── Material for this task ──

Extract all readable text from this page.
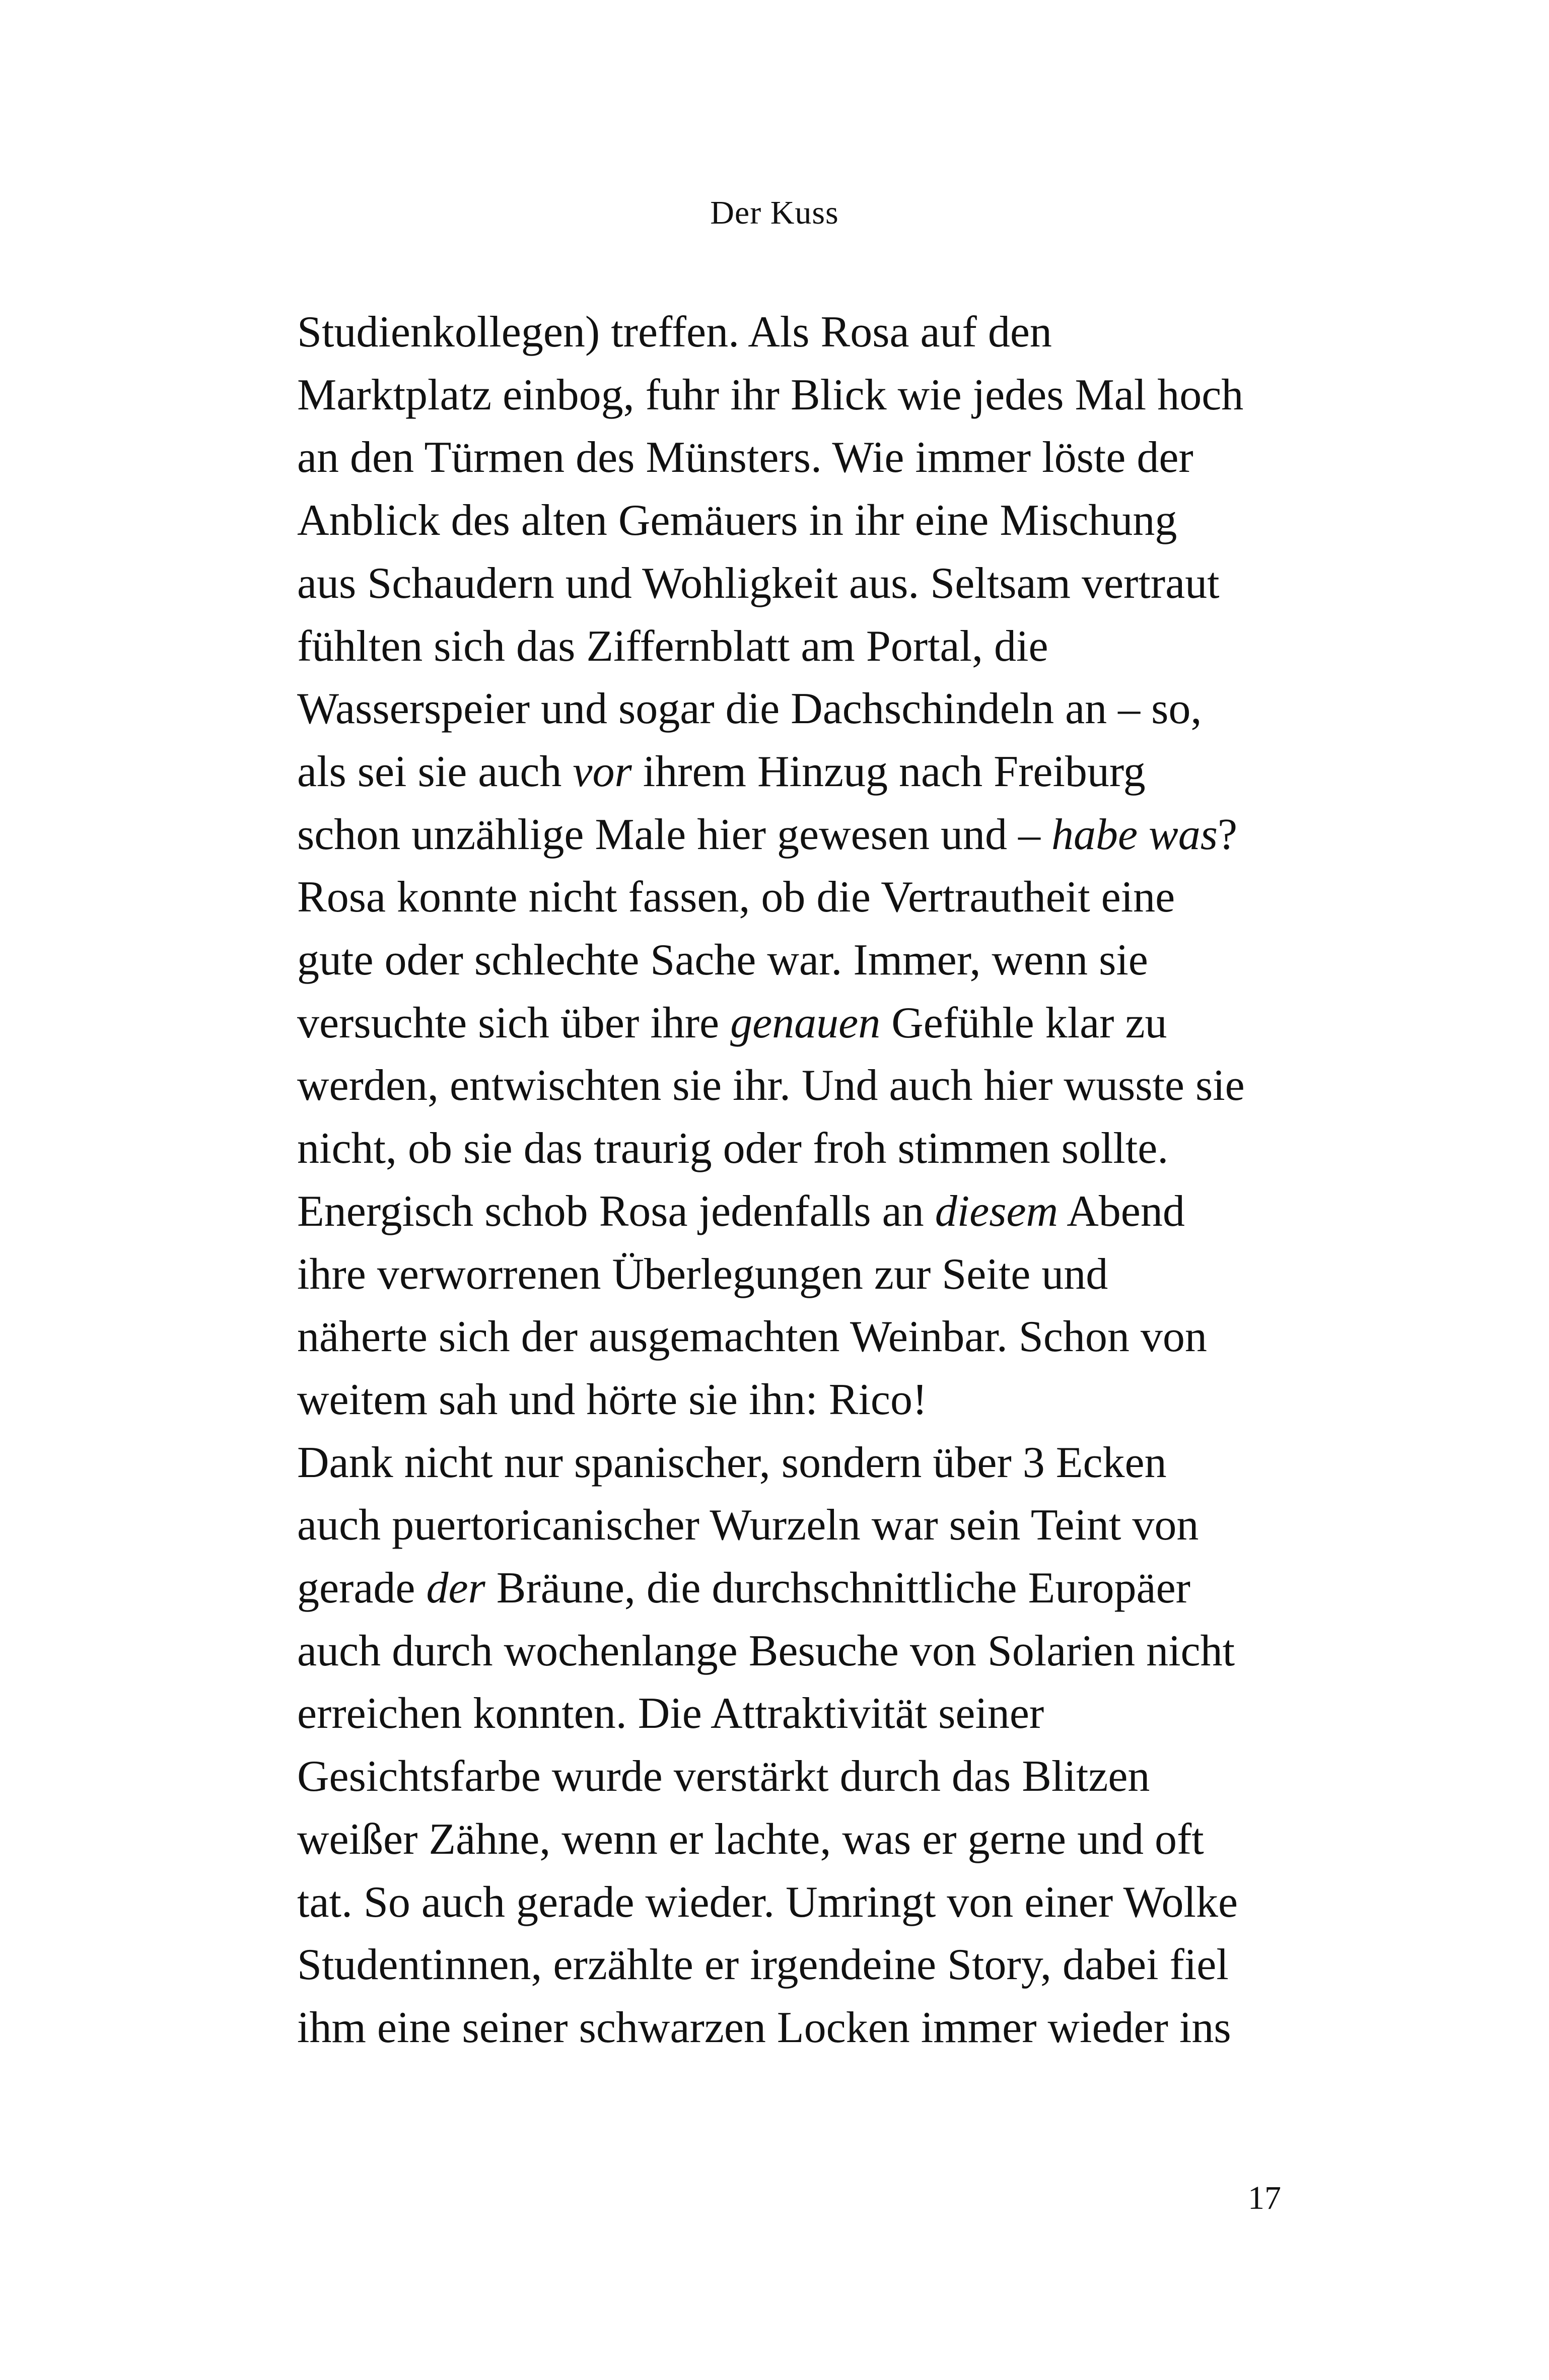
Der Kuss
Studienkollegen) treffen. Als Rosa auf den
Marktplatz einbog, fuhr ihr Blick wie jedes Mal hoch
an den Türmen des Münsters. Wie immer löste der
Anblick des alten Gemäuers in ihr eine Mischung
aus Schaudern und Wohligkeit aus. Seltsam vertraut
fühlten sich das Ziffernblatt am Portal, die
Wasserspeier und sogar die Dachschindeln an – so,
als sei sie auch vor ihrem Hinzug nach Freiburg
schon unzählige Male hier gewesen und – habe was?
Rosa konnte nicht fassen, ob die Vertrautheit eine
gute oder schlechte Sache war. Immer, wenn sie
versuchte sich über ihre genauen Gefühle klar zu
werden, entwischten sie ihr. Und auch hier wusste sie
nicht, ob sie das traurig oder froh stimmen sollte.
Energisch schob Rosa jedenfalls an diesem Abend
ihre verworrenen Überlegungen zur Seite und
näherte sich der ausgemachten Weinbar. Schon von
weitem sah und hörte sie ihn: Rico!
Dank nicht nur spanischer, sondern über 3 Ecken
auch puertoricanischer Wurzeln war sein Teint von
gerade der Bräune, die durchschnittliche Europäer
auch durch wochenlange Besuche von Solarien nicht
erreichen konnten. Die Attraktivität seiner
Gesichtsfarbe wurde verstärkt durch das Blitzen
weißer Zähne, wenn er lachte, was er gerne und oft
tat. So auch gerade wieder. Umringt von einer Wolke
Studentinnen, erzählte er irgendeine Story, dabei fiel
ihm eine seiner schwarzen Locken immer wieder ins
17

───

#### What is asked
Except for the pictures, print the data above exactly.

#### Exercise solution
Extract all readable text from this page.
Der Kuss
Studienkollegen) treffen. Als Rosa auf den
Marktplatz einbog, fuhr ihr Blick wie jedes Mal hoch
an den Türmen des Münsters. Wie immer löste der
Anblick des alten Gemäuers in ihr eine Mischung
aus Schaudern und Wohligkeit aus. Seltsam vertraut
fühlten sich das Ziffernblatt am Portal, die
Wasserspeier und sogar die Dachschindeln an – so,
als sei sie auch vor ihrem Hinzug nach Freiburg
schon unzählige Male hier gewesen und – habe was?
Rosa konnte nicht fassen, ob die Vertrautheit eine
gute oder schlechte Sache war. Immer, wenn sie
versuchte sich über ihre genauen Gefühle klar zu
werden, entwischten sie ihr. Und auch hier wusste sie
nicht, ob sie das traurig oder froh stimmen sollte.
Energisch schob Rosa jedenfalls an diesem Abend
ihre verworrenen Überlegungen zur Seite und
näherte sich der ausgemachten Weinbar. Schon von
weitem sah und hörte sie ihn: Rico!
Dank nicht nur spanischer, sondern über 3 Ecken
auch puertoricanischer Wurzeln war sein Teint von
gerade der Bräune, die durchschnittliche Europäer
auch durch wochenlange Besuche von Solarien nicht
erreichen konnten. Die Attraktivität seiner
Gesichtsfarbe wurde verstärkt durch das Blitzen
weißer Zähne, wenn er lachte, was er gerne und oft
tat. So auch gerade wieder. Umringt von einer Wolke
Studentinnen, erzählte er irgendeine Story, dabei fiel
ihm eine seiner schwarzen Locken immer wieder ins
17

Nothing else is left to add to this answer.